*** Input ***
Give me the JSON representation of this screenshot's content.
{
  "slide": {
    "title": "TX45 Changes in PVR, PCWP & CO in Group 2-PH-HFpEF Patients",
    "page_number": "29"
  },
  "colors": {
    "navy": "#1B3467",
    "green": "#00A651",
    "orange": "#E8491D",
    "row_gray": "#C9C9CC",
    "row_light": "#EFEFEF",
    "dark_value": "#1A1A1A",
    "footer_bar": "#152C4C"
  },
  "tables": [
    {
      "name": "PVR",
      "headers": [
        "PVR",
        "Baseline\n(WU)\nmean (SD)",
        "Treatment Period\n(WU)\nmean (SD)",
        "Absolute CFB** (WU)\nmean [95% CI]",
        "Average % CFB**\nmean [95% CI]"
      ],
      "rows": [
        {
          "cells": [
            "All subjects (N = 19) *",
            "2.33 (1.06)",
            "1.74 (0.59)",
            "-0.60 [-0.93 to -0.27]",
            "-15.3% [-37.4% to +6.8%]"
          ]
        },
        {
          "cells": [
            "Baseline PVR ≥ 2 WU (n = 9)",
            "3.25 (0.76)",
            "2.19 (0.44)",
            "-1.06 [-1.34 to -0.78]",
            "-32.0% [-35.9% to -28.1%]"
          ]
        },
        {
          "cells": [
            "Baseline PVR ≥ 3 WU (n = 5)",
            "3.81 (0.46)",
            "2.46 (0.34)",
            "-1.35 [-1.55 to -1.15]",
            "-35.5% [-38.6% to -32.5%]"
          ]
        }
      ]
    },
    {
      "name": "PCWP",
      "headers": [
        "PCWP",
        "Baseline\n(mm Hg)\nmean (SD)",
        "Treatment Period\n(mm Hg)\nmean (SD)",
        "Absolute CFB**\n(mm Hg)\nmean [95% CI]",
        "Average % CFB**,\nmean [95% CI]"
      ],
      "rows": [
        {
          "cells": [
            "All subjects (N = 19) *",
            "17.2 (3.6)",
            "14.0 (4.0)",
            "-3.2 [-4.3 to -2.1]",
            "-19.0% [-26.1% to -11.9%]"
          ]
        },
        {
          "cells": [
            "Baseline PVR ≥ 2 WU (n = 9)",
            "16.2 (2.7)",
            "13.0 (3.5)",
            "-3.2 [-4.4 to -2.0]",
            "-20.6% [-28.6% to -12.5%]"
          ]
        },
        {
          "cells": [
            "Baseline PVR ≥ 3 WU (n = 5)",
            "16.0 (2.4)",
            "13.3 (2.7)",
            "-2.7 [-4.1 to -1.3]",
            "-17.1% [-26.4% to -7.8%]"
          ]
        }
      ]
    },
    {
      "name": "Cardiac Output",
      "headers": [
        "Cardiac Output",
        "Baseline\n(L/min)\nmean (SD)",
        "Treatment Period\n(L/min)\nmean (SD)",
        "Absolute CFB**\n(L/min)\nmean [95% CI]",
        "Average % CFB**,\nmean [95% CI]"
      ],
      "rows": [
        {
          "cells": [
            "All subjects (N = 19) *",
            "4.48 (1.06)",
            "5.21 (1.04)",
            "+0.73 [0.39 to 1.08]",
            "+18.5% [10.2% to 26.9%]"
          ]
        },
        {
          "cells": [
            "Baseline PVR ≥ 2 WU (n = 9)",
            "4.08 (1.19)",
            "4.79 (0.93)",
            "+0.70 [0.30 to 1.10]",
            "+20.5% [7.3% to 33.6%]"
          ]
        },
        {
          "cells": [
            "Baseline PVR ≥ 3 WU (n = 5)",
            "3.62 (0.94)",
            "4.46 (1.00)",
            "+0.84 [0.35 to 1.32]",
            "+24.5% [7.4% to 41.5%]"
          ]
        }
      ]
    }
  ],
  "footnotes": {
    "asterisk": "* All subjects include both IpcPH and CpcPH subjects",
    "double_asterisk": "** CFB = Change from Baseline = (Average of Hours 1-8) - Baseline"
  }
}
*** End of Input ***
• [The problem]:
Reproduce each entry above without a single difference.

• [Answer below]:
Give me the JSON representation of this screenshot's content.
{
  "slide": {
    "title": "TX45 Changes in PVR, PCWP & CO in Group 2-PH-HFpEF Patients",
    "page_number": "29"
  },
  "colors": {
    "navy": "#1B3467",
    "green": "#00A651",
    "orange": "#E8491D",
    "row_gray": "#C9C9CC",
    "row_light": "#EFEFEF",
    "dark_value": "#1A1A1A",
    "footer_bar": "#152C4C"
  },
  "tables": [
    {
      "name": "PVR",
      "headers": [
        "PVR",
        "Baseline\n(WU)\nmean (SD)",
        "Treatment Period\n(WU)\nmean (SD)",
        "Absolute CFB** (WU)\nmean [95% CI]",
        "Average % CFB**\nmean [95% CI]"
      ],
      "rows": [
        {
          "cells": [
            "All subjects (N = 19) *",
            "2.33 (1.06)",
            "1.74 (0.59)",
            "-0.60 [-0.93 to -0.27]",
            "-15.3% [-37.4% to +6.8%]"
          ]
        },
        {
          "cells": [
            "Baseline PVR ≥ 2 WU (n = 9)",
            "3.25 (0.76)",
            "2.19 (0.44)",
            "-1.06 [-1.34 to -0.78]",
            "-32.0% [-35.9% to -28.1%]"
          ]
        },
        {
          "cells": [
            "Baseline PVR ≥ 3 WU (n = 5)",
            "3.81 (0.46)",
            "2.46 (0.34)",
            "-1.35 [-1.55 to -1.15]",
            "-35.5% [-38.6% to -32.5%]"
          ]
        }
      ]
    },
    {
      "name": "PCWP",
      "headers": [
        "PCWP",
        "Baseline\n(mm Hg)\nmean (SD)",
        "Treatment Period\n(mm Hg)\nmean (SD)",
        "Absolute CFB**\n(mm Hg)\nmean [95% CI]",
        "Average % CFB**,\nmean [95% CI]"
      ],
      "rows": [
        {
          "cells": [
            "All subjects (N = 19) *",
            "17.2 (3.6)",
            "14.0 (4.0)",
            "-3.2 [-4.3 to -2.1]",
            "-19.0% [-26.1% to -11.9%]"
          ]
        },
        {
          "cells": [
            "Baseline PVR ≥ 2 WU (n = 9)",
            "16.2 (2.7)",
            "13.0 (3.5)",
            "-3.2 [-4.4 to -2.0]",
            "-20.6% [-28.6% to -12.5%]"
          ]
        },
        {
          "cells": [
            "Baseline PVR ≥ 3 WU (n = 5)",
            "16.0 (2.4)",
            "13.3 (2.7)",
            "-2.7 [-4.1 to -1.3]",
            "-17.1% [-26.4% to -7.8%]"
          ]
        }
      ]
    },
    {
      "name": "Cardiac Output",
      "headers": [
        "Cardiac Output",
        "Baseline\n(L/min)\nmean (SD)",
        "Treatment Period\n(L/min)\nmean (SD)",
        "Absolute CFB**\n(L/min)\nmean [95% CI]",
        "Average % CFB**,\nmean [95% CI]"
      ],
      "rows": [
        {
          "cells": [
            "All subjects (N = 19) *",
            "4.48 (1.06)",
            "5.21 (1.04)",
            "+0.73 [0.39 to 1.08]",
            "+18.5% [10.2% to 26.9%]"
          ]
        },
        {
          "cells": [
            "Baseline PVR ≥ 2 WU (n = 9)",
            "4.08 (1.19)",
            "4.79 (0.93)",
            "+0.70 [0.30 to 1.10]",
            "+20.5% [7.3% to 33.6%]"
          ]
        },
        {
          "cells": [
            "Baseline PVR ≥ 3 WU (n = 5)",
            "3.62 (0.94)",
            "4.46 (1.00)",
            "+0.84 [0.35 to 1.32]",
            "+24.5% [7.4% to 41.5%]"
          ]
        }
      ]
    }
  ],
  "footnotes": {
    "asterisk": "* All subjects include both IpcPH and CpcPH subjects",
    "double_asterisk": "** CFB = Change from Baseline = (Average of Hours 1-8) - Baseline"
  }
}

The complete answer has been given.